(Extracted data entries)
_ _ _ _ _
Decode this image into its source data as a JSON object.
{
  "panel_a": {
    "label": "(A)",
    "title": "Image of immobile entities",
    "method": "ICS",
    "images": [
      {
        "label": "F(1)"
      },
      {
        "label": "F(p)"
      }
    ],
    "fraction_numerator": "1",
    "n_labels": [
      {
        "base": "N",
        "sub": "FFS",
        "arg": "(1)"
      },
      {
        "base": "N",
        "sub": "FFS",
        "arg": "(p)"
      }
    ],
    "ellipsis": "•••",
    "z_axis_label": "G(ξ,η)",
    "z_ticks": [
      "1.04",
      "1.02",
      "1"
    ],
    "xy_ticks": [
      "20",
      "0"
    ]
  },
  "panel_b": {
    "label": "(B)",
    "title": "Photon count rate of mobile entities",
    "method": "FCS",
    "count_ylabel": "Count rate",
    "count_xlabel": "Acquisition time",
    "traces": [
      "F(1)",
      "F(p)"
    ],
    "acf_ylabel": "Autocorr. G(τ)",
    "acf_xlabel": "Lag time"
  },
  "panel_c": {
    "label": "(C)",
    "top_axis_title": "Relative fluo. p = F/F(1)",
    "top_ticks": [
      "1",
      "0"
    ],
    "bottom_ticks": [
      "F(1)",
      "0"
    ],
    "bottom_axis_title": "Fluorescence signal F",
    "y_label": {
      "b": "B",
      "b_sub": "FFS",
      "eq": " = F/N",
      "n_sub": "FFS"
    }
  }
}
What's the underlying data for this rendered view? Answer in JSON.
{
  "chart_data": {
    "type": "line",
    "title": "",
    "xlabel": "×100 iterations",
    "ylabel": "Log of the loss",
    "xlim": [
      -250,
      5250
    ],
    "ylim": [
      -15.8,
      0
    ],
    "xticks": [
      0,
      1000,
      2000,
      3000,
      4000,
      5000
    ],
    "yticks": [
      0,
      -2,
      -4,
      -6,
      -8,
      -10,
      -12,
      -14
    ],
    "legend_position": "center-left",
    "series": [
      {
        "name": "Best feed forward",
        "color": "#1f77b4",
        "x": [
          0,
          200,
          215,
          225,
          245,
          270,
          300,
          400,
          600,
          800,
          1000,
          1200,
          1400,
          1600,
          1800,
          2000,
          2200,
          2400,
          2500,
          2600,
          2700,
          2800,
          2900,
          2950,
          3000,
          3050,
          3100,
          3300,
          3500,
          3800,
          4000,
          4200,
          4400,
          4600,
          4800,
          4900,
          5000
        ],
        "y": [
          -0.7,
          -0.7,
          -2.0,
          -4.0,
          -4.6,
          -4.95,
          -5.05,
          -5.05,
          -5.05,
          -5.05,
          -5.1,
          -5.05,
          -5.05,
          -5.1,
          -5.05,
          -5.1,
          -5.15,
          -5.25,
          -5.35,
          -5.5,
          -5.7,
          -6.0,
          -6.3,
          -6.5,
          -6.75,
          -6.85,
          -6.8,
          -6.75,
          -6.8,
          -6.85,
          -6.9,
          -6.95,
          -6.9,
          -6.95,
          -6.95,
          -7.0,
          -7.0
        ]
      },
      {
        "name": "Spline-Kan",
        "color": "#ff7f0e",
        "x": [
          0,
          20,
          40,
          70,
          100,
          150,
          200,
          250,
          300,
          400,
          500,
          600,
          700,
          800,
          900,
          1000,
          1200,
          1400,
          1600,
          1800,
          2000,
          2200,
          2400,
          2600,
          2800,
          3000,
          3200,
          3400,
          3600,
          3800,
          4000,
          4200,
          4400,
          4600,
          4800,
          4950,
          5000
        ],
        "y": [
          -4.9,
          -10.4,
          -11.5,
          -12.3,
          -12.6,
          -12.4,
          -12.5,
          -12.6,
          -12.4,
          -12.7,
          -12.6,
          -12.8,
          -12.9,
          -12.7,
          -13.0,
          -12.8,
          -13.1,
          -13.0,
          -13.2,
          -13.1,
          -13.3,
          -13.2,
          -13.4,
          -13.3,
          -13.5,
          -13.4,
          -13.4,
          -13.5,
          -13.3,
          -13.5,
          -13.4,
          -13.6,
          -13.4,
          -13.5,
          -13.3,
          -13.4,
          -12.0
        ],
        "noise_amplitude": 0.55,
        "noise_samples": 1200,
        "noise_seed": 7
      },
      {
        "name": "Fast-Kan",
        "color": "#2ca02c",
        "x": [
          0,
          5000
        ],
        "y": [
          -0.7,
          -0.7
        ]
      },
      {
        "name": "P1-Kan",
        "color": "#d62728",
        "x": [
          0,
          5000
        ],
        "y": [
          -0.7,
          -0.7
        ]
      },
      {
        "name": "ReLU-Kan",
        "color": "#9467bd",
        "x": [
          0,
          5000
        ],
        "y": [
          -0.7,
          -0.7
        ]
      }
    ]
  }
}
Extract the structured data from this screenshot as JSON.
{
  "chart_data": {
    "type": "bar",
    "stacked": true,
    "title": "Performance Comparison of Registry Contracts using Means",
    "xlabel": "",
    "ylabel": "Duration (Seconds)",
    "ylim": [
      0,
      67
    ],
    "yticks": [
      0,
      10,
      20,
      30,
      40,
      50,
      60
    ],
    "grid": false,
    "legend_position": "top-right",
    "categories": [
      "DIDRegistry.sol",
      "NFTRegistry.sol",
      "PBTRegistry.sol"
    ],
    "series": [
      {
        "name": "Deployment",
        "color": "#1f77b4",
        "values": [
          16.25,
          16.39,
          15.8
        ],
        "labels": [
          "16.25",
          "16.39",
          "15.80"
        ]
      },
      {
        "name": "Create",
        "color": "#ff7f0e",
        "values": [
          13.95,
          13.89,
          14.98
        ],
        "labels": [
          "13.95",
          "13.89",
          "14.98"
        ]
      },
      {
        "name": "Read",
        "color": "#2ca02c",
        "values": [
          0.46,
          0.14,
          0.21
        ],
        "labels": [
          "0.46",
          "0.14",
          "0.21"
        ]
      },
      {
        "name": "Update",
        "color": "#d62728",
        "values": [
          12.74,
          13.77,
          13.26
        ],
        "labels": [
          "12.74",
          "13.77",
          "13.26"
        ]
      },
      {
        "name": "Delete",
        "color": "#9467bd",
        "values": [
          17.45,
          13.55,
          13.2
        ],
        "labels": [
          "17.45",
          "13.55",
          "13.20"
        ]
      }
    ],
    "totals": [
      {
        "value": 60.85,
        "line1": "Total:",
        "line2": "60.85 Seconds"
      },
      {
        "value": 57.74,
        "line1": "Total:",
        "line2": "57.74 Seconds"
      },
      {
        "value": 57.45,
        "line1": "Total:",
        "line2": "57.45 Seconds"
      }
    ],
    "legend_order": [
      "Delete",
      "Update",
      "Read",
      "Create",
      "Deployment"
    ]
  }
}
_ _ _ _ _
- Given exercise -
Set down the entries verbatim, leaving none out.

- Solved exercise -
Decode this image into its source data as a JSON object.
{
  "panel_a": {
    "label": "(A)",
    "title": "Image of immobile entities",
    "method": "ICS",
    "images": [
      {
        "label": "F(1)"
      },
      {
        "label": "F(p)"
      }
    ],
    "fraction_numerator": "1",
    "n_labels": [
      {
        "base": "N",
        "sub": "FFS",
        "arg": "(1)"
      },
      {
        "base": "N",
        "sub": "FFS",
        "arg": "(p)"
      }
    ],
    "ellipsis": "•••",
    "z_axis_label": "G(ξ,η)",
    "z_ticks": [
      "1.04",
      "1.02",
      "1"
    ],
    "xy_ticks": [
      "20",
      "0"
    ]
  },
  "panel_b": {
    "label": "(B)",
    "title": "Photon count rate of mobile entities",
    "method": "FCS",
    "count_ylabel": "Count rate",
    "count_xlabel": "Acquisition time",
    "traces": [
      "F(1)",
      "F(p)"
    ],
    "acf_ylabel": "Autocorr. G(τ)",
    "acf_xlabel": "Lag time"
  },
  "panel_c": {
    "label": "(C)",
    "top_axis_title": "Relative fluo. p = F/F(1)",
    "top_ticks": [
      "1",
      "0"
    ],
    "bottom_ticks": [
      "F(1)",
      "0"
    ],
    "bottom_axis_title": "Fluorescence signal F",
    "y_label": {
      "b": "B",
      "b_sub": "FFS",
      "eq": " = F/N",
      "n_sub": "FFS"
    }
  }
}
What's the underlying data for this rendered view? Answer in JSON.
{
  "chart_data": {
    "type": "line",
    "title": "",
    "xlabel": "×100 iterations",
    "ylabel": "Log of the loss",
    "xlim": [
      -250,
      5250
    ],
    "ylim": [
      -15.8,
      0
    ],
    "xticks": [
      0,
      1000,
      2000,
      3000,
      4000,
      5000
    ],
    "yticks": [
      0,
      -2,
      -4,
      -6,
      -8,
      -10,
      -12,
      -14
    ],
    "legend_position": "center-left",
    "series": [
      {
        "name": "Best feed forward",
        "color": "#1f77b4",
        "x": [
          0,
          200,
          215,
          225,
          245,
          270,
          300,
          400,
          600,
          800,
          1000,
          1200,
          1400,
          1600,
          1800,
          2000,
          2200,
          2400,
          2500,
          2600,
          2700,
          2800,
          2900,
          2950,
          3000,
          3050,
          3100,
          3300,
          3500,
          3800,
          4000,
          4200,
          4400,
          4600,
          4800,
          4900,
          5000
        ],
        "y": [
          -0.7,
          -0.7,
          -2.0,
          -4.0,
          -4.6,
          -4.95,
          -5.05,
          -5.05,
          -5.05,
          -5.05,
          -5.1,
          -5.05,
          -5.05,
          -5.1,
          -5.05,
          -5.1,
          -5.15,
          -5.25,
          -5.35,
          -5.5,
          -5.7,
          -6.0,
          -6.3,
          -6.5,
          -6.75,
          -6.85,
          -6.8,
          -6.75,
          -6.8,
          -6.85,
          -6.9,
          -6.95,
          -6.9,
          -6.95,
          -6.95,
          -7.0,
          -7.0
        ]
      },
      {
        "name": "Spline-Kan",
        "color": "#ff7f0e",
        "x": [
          0,
          20,
          40,
          70,
          100,
          150,
          200,
          250,
          300,
          400,
          500,
          600,
          700,
          800,
          900,
          1000,
          1200,
          1400,
          1600,
          1800,
          2000,
          2200,
          2400,
          2600,
          2800,
          3000,
          3200,
          3400,
          3600,
          3800,
          4000,
          4200,
          4400,
          4600,
          4800,
          4950,
          5000
        ],
        "y": [
          -4.9,
          -10.4,
          -11.5,
          -12.3,
          -12.6,
          -12.4,
          -12.5,
          -12.6,
          -12.4,
          -12.7,
          -12.6,
          -12.8,
          -12.9,
          -12.7,
          -13.0,
          -12.8,
          -13.1,
          -13.0,
          -13.2,
          -13.1,
          -13.3,
          -13.2,
          -13.4,
          -13.3,
          -13.5,
          -13.4,
          -13.4,
          -13.5,
          -13.3,
          -13.5,
          -13.4,
          -13.6,
          -13.4,
          -13.5,
          -13.3,
          -13.4,
          -12.0
        ],
        "noise_amplitude": 0.55,
        "noise_samples": 1200,
        "noise_seed": 7
      },
      {
        "name": "Fast-Kan",
        "color": "#2ca02c",
        "x": [
          0,
          5000
        ],
        "y": [
          -0.7,
          -0.7
        ]
      },
      {
        "name": "P1-Kan",
        "color": "#d62728",
        "x": [
          0,
          5000
        ],
        "y": [
          -0.7,
          -0.7
        ]
      },
      {
        "name": "ReLU-Kan",
        "color": "#9467bd",
        "x": [
          0,
          5000
        ],
        "y": [
          -0.7,
          -0.7
        ]
      }
    ]
  }
}
Extract the structured data from this screenshot as JSON.
{
  "chart_data": {
    "type": "bar",
    "stacked": true,
    "title": "Performance Comparison of Registry Contracts using Means",
    "xlabel": "",
    "ylabel": "Duration (Seconds)",
    "ylim": [
      0,
      67
    ],
    "yticks": [
      0,
      10,
      20,
      30,
      40,
      50,
      60
    ],
    "grid": false,
    "legend_position": "top-right",
    "categories": [
      "DIDRegistry.sol",
      "NFTRegistry.sol",
      "PBTRegistry.sol"
    ],
    "series": [
      {
        "name": "Deployment",
        "color": "#1f77b4",
        "values": [
          16.25,
          16.39,
          15.8
        ],
        "labels": [
          "16.25",
          "16.39",
          "15.80"
        ]
      },
      {
        "name": "Create",
        "color": "#ff7f0e",
        "values": [
          13.95,
          13.89,
          14.98
        ],
        "labels": [
          "13.95",
          "13.89",
          "14.98"
        ]
      },
      {
        "name": "Read",
        "color": "#2ca02c",
        "values": [
          0.46,
          0.14,
          0.21
        ],
        "labels": [
          "0.46",
          "0.14",
          "0.21"
        ]
      },
      {
        "name": "Update",
        "color": "#d62728",
        "values": [
          12.74,
          13.77,
          13.26
        ],
        "labels": [
          "12.74",
          "13.77",
          "13.26"
        ]
      },
      {
        "name": "Delete",
        "color": "#9467bd",
        "values": [
          17.45,
          13.55,
          13.2
        ],
        "labels": [
          "17.45",
          "13.55",
          "13.20"
        ]
      }
    ],
    "totals": [
      {
        "value": 60.85,
        "line1": "Total:",
        "line2": "60.85 Seconds"
      },
      {
        "value": 57.74,
        "line1": "Total:",
        "line2": "57.74 Seconds"
      },
      {
        "value": 57.45,
        "line1": "Total:",
        "line2": "57.45 Seconds"
      }
    ],
    "legend_order": [
      "Delete",
      "Update",
      "Read",
      "Create",
      "Deployment"
    ]
  }
}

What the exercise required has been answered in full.